# START OF ENTRIES

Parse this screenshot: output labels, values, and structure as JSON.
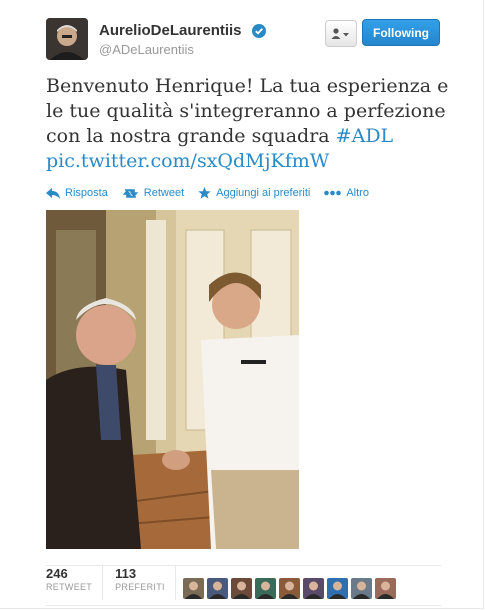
{
  "tweet": {
    "author_name": "AurelioDeLaurentiis",
    "handle": "@ADeLaurentiis",
    "follow_label": "Following",
    "text_parts": [
      "Benvenuto Henrique! La tua esperienza e le tue qualità s'integreranno a perfezione con la nostra grande squadra ",
      "#ADL",
      "pic.twitter.com/sxQdMjKfmW"
    ],
    "actions": {
      "reply": "Risposta",
      "retweet": "Retweet",
      "favorite": "Aggiungi ai preferiti",
      "more": "Altro"
    },
    "stats": [
      {
        "count": "246",
        "label": "RETWEET"
      },
      {
        "count": "113",
        "label": "PREFERITI"
      }
    ],
    "faces_count": 9
  },
  "icons": [
    "verified-badge-icon",
    "user-menu-icon",
    "reply-icon",
    "retweet-icon",
    "favorite-star-icon",
    "more-dots-icon"
  ],
  "colors": {
    "link": "#2a8ac6",
    "follow_button": "#2a8ac6",
    "text": "#333333",
    "muted": "#999999"
  }
}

# END OF ENTRIES

Pictures don't belong in the copy. Transcribe every record exactly as it appears.

Parse this screenshot: output labels, values, and structure as JSON.
{
  "tweet": {
    "author_name": "AurelioDeLaurentiis",
    "handle": "@ADeLaurentiis",
    "follow_label": "Following",
    "text_parts": [
      "Benvenuto Henrique! La tua esperienza e le tue qualità s'integreranno a perfezione con la nostra grande squadra ",
      "#ADL",
      "pic.twitter.com/sxQdMjKfmW"
    ],
    "actions": {
      "reply": "Risposta",
      "retweet": "Retweet",
      "favorite": "Aggiungi ai preferiti",
      "more": "Altro"
    },
    "stats": [
      {
        "count": "246",
        "label": "RETWEET"
      },
      {
        "count": "113",
        "label": "PREFERITI"
      }
    ],
    "faces_count": 9
  },
  "icons": [
    "verified-badge-icon",
    "user-menu-icon",
    "reply-icon",
    "retweet-icon",
    "favorite-star-icon",
    "more-dots-icon"
  ],
  "colors": {
    "link": "#2a8ac6",
    "follow_button": "#2a8ac6",
    "text": "#333333",
    "muted": "#999999"
  }
}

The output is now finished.